Aim: Copy every line of the data exactly, leaving nothing out.

Input for this task:
---

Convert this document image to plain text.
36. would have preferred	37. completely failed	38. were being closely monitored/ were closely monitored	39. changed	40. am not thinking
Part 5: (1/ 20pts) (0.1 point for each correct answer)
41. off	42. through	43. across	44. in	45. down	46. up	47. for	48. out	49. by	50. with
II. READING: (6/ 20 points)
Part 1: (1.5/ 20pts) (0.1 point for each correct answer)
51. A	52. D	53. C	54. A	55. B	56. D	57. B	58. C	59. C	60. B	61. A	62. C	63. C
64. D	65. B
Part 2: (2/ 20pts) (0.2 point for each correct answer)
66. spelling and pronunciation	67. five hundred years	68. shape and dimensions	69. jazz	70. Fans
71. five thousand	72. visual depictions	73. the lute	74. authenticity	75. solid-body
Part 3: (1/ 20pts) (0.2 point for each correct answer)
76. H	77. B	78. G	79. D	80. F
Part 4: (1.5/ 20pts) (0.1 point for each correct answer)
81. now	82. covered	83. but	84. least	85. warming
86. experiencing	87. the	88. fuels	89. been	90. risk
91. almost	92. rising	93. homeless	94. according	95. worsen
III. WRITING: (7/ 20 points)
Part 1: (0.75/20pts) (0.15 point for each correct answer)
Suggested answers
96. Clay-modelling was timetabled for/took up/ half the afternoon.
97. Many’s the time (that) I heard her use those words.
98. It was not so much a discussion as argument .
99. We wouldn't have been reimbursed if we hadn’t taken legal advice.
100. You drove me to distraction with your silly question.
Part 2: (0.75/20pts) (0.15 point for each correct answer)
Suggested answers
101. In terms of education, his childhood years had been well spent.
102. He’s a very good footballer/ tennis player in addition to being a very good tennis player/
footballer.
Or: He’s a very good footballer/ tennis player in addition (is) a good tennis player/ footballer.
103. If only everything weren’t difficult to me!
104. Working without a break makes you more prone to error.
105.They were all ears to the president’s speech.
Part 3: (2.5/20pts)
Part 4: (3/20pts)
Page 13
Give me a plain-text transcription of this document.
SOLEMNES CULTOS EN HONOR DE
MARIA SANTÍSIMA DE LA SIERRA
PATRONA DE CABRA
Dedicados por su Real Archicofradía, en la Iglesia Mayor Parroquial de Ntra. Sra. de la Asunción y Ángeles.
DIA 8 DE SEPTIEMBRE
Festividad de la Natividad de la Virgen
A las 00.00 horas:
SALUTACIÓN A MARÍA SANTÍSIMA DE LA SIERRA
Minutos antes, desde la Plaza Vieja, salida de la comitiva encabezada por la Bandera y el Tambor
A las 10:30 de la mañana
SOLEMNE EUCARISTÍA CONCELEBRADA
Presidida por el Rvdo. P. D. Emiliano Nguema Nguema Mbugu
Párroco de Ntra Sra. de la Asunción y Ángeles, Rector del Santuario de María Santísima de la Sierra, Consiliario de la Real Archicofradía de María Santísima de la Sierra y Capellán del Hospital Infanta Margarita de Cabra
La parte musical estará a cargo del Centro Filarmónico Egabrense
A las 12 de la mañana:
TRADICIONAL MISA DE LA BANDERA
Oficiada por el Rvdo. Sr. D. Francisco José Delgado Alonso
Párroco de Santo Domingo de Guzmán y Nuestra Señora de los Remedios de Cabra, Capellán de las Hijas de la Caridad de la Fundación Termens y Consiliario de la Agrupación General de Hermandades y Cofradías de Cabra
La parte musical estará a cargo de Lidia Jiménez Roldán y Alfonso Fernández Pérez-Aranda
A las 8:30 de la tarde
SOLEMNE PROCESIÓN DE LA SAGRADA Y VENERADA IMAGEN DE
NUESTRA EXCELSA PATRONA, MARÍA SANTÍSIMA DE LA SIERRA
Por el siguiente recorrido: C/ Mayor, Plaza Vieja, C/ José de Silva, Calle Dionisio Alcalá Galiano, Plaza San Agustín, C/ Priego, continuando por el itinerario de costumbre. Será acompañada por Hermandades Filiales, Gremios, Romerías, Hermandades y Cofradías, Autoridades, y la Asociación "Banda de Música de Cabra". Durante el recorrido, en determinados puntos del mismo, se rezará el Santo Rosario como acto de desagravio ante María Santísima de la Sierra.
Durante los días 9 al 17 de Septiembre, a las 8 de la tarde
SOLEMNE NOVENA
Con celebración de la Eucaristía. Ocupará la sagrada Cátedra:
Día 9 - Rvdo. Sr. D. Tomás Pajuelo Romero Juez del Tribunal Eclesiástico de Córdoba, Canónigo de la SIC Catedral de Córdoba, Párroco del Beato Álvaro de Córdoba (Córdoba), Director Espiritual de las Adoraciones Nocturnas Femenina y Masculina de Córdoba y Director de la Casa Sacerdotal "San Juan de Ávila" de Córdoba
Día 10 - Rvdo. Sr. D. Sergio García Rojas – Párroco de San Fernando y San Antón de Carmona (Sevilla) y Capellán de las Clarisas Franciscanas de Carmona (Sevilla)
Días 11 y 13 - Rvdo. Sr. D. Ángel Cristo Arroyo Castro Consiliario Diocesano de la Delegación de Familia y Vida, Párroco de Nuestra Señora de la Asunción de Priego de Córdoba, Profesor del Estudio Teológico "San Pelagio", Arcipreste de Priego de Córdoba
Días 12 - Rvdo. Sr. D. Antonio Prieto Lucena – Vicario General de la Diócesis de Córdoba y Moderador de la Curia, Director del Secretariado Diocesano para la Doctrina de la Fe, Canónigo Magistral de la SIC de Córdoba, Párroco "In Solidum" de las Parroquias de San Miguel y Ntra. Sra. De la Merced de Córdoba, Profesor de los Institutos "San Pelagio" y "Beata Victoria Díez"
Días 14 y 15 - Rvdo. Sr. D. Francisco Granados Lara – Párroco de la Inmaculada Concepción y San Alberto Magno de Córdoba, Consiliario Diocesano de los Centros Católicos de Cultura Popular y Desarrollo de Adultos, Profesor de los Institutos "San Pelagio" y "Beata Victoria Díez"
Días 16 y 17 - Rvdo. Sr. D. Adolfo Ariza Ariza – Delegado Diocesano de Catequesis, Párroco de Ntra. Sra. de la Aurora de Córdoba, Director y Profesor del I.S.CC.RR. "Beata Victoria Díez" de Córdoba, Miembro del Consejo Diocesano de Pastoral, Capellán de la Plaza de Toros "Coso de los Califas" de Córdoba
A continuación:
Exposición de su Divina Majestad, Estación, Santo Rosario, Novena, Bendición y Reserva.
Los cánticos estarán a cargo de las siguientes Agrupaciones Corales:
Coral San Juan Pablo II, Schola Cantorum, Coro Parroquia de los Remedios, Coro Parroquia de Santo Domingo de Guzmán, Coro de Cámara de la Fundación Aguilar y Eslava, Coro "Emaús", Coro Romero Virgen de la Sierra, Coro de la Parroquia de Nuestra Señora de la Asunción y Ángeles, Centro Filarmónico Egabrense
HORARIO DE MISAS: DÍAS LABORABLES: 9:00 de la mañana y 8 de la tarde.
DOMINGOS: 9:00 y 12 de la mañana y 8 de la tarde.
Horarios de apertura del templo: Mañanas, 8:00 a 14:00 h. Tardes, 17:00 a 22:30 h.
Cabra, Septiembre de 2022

---

Full response:
Convert this document image to plain text.
36. would have preferred	37. completely failed	38. were being closely monitored/ were closely monitored	39. changed	40. am not thinking
Part 5: (1/ 20pts) (0.1 point for each correct answer)
41. off	42. through	43. across	44. in	45. down	46. up	47. for	48. out	49. by	50. with
II. READING: (6/ 20 points)
Part 1: (1.5/ 20pts) (0.1 point for each correct answer)
51. A	52. D	53. C	54. A	55. B	56. D	57. B	58. C	59. C	60. B	61. A	62. C	63. C
64. D	65. B
Part 2: (2/ 20pts) (0.2 point for each correct answer)
66. spelling and pronunciation	67. five hundred years	68. shape and dimensions	69. jazz	70. Fans
71. five thousand	72. visual depictions	73. the lute	74. authenticity	75. solid-body
Part 3: (1/ 20pts) (0.2 point for each correct answer)
76. H	77. B	78. G	79. D	80. F
Part 4: (1.5/ 20pts) (0.1 point for each correct answer)
81. now	82. covered	83. but	84. least	85. warming
86. experiencing	87. the	88. fuels	89. been	90. risk
91. almost	92. rising	93. homeless	94. according	95. worsen
III. WRITING: (7/ 20 points)
Part 1: (0.75/20pts) (0.15 point for each correct answer)
Suggested answers
96. Clay-modelling was timetabled for/took up/ half the afternoon.
97. Many’s the time (that) I heard her use those words.
98. It was not so much a discussion as argument .
99. We wouldn't have been reimbursed if we hadn’t taken legal advice.
100. You drove me to distraction with your silly question.
Part 2: (0.75/20pts) (0.15 point for each correct answer)
Suggested answers
101. In terms of education, his childhood years had been well spent.
102. He’s a very good footballer/ tennis player in addition to being a very good tennis player/
footballer.
Or: He’s a very good footballer/ tennis player in addition (is) a good tennis player/ footballer.
103. If only everything weren’t difficult to me!
104. Working without a break makes you more prone to error.
105.They were all ears to the president’s speech.
Part 3: (2.5/20pts)
Part 4: (3/20pts)
Page 13
Give me a plain-text transcription of this document.
SOLEMNES CULTOS EN HONOR DE
MARIA SANTÍSIMA DE LA SIERRA
PATRONA DE CABRA
Dedicados por su Real Archicofradía, en la Iglesia Mayor Parroquial de Ntra. Sra. de la Asunción y Ángeles.
DIA 8 DE SEPTIEMBRE
Festividad de la Natividad de la Virgen
A las 00.00 horas:
SALUTACIÓN A MARÍA SANTÍSIMA DE LA SIERRA
Minutos antes, desde la Plaza Vieja, salida de la comitiva encabezada por la Bandera y el Tambor
A las 10:30 de la mañana
SOLEMNE EUCARISTÍA CONCELEBRADA
Presidida por el Rvdo. P. D. Emiliano Nguema Nguema Mbugu
Párroco de Ntra Sra. de la Asunción y Ángeles, Rector del Santuario de María Santísima de la Sierra, Consiliario de la Real Archicofradía de María Santísima de la Sierra y Capellán del Hospital Infanta Margarita de Cabra
La parte musical estará a cargo del Centro Filarmónico Egabrense
A las 12 de la mañana:
TRADICIONAL MISA DE LA BANDERA
Oficiada por el Rvdo. Sr. D. Francisco José Delgado Alonso
Párroco de Santo Domingo de Guzmán y Nuestra Señora de los Remedios de Cabra, Capellán de las Hijas de la Caridad de la Fundación Termens y Consiliario de la Agrupación General de Hermandades y Cofradías de Cabra
La parte musical estará a cargo de Lidia Jiménez Roldán y Alfonso Fernández Pérez-Aranda
A las 8:30 de la tarde
SOLEMNE PROCESIÓN DE LA SAGRADA Y VENERADA IMAGEN DE
NUESTRA EXCELSA PATRONA, MARÍA SANTÍSIMA DE LA SIERRA
Por el siguiente recorrido: C/ Mayor, Plaza Vieja, C/ José de Silva, Calle Dionisio Alcalá Galiano, Plaza San Agustín, C/ Priego, continuando por el itinerario de costumbre. Será acompañada por Hermandades Filiales, Gremios, Romerías, Hermandades y Cofradías, Autoridades, y la Asociación "Banda de Música de Cabra". Durante el recorrido, en determinados puntos del mismo, se rezará el Santo Rosario como acto de desagravio ante María Santísima de la Sierra.
Durante los días 9 al 17 de Septiembre, a las 8 de la tarde
SOLEMNE NOVENA
Con celebración de la Eucaristía. Ocupará la sagrada Cátedra:
Día 9 - Rvdo. Sr. D. Tomás Pajuelo Romero Juez del Tribunal Eclesiástico de Córdoba, Canónigo de la SIC Catedral de Córdoba, Párroco del Beato Álvaro de Córdoba (Córdoba), Director Espiritual de las Adoraciones Nocturnas Femenina y Masculina de Córdoba y Director de la Casa Sacerdotal "San Juan de Ávila" de Córdoba
Día 10 - Rvdo. Sr. D. Sergio García Rojas – Párroco de San Fernando y San Antón de Carmona (Sevilla) y Capellán de las Clarisas Franciscanas de Carmona (Sevilla)
Días 11 y 13 - Rvdo. Sr. D. Ángel Cristo Arroyo Castro Consiliario Diocesano de la Delegación de Familia y Vida, Párroco de Nuestra Señora de la Asunción de Priego de Córdoba, Profesor del Estudio Teológico "San Pelagio", Arcipreste de Priego de Córdoba
Días 12 - Rvdo. Sr. D. Antonio Prieto Lucena – Vicario General de la Diócesis de Córdoba y Moderador de la Curia, Director del Secretariado Diocesano para la Doctrina de la Fe, Canónigo Magistral de la SIC de Córdoba, Párroco "In Solidum" de las Parroquias de San Miguel y Ntra. Sra. De la Merced de Córdoba, Profesor de los Institutos "San Pelagio" y "Beata Victoria Díez"
Días 14 y 15 - Rvdo. Sr. D. Francisco Granados Lara – Párroco de la Inmaculada Concepción y San Alberto Magno de Córdoba, Consiliario Diocesano de los Centros Católicos de Cultura Popular y Desarrollo de Adultos, Profesor de los Institutos "San Pelagio" y "Beata Victoria Díez"
Días 16 y 17 - Rvdo. Sr. D. Adolfo Ariza Ariza – Delegado Diocesano de Catequesis, Párroco de Ntra. Sra. de la Aurora de Córdoba, Director y Profesor del I.S.CC.RR. "Beata Victoria Díez" de Córdoba, Miembro del Consejo Diocesano de Pastoral, Capellán de la Plaza de Toros "Coso de los Califas" de Córdoba
A continuación:
Exposición de su Divina Majestad, Estación, Santo Rosario, Novena, Bendición y Reserva.
Los cánticos estarán a cargo de las siguientes Agrupaciones Corales:
Coral San Juan Pablo II, Schola Cantorum, Coro Parroquia de los Remedios, Coro Parroquia de Santo Domingo de Guzmán, Coro de Cámara de la Fundación Aguilar y Eslava, Coro "Emaús", Coro Romero Virgen de la Sierra, Coro de la Parroquia de Nuestra Señora de la Asunción y Ángeles, Centro Filarmónico Egabrense
HORARIO DE MISAS: DÍAS LABORABLES: 9:00 de la mañana y 8 de la tarde.
DOMINGOS: 9:00 y 12 de la mañana y 8 de la tarde.
Horarios de apertura del templo: Mañanas, 8:00 a 14:00 h. Tardes, 17:00 a 22:30 h.
Cabra, Septiembre de 2022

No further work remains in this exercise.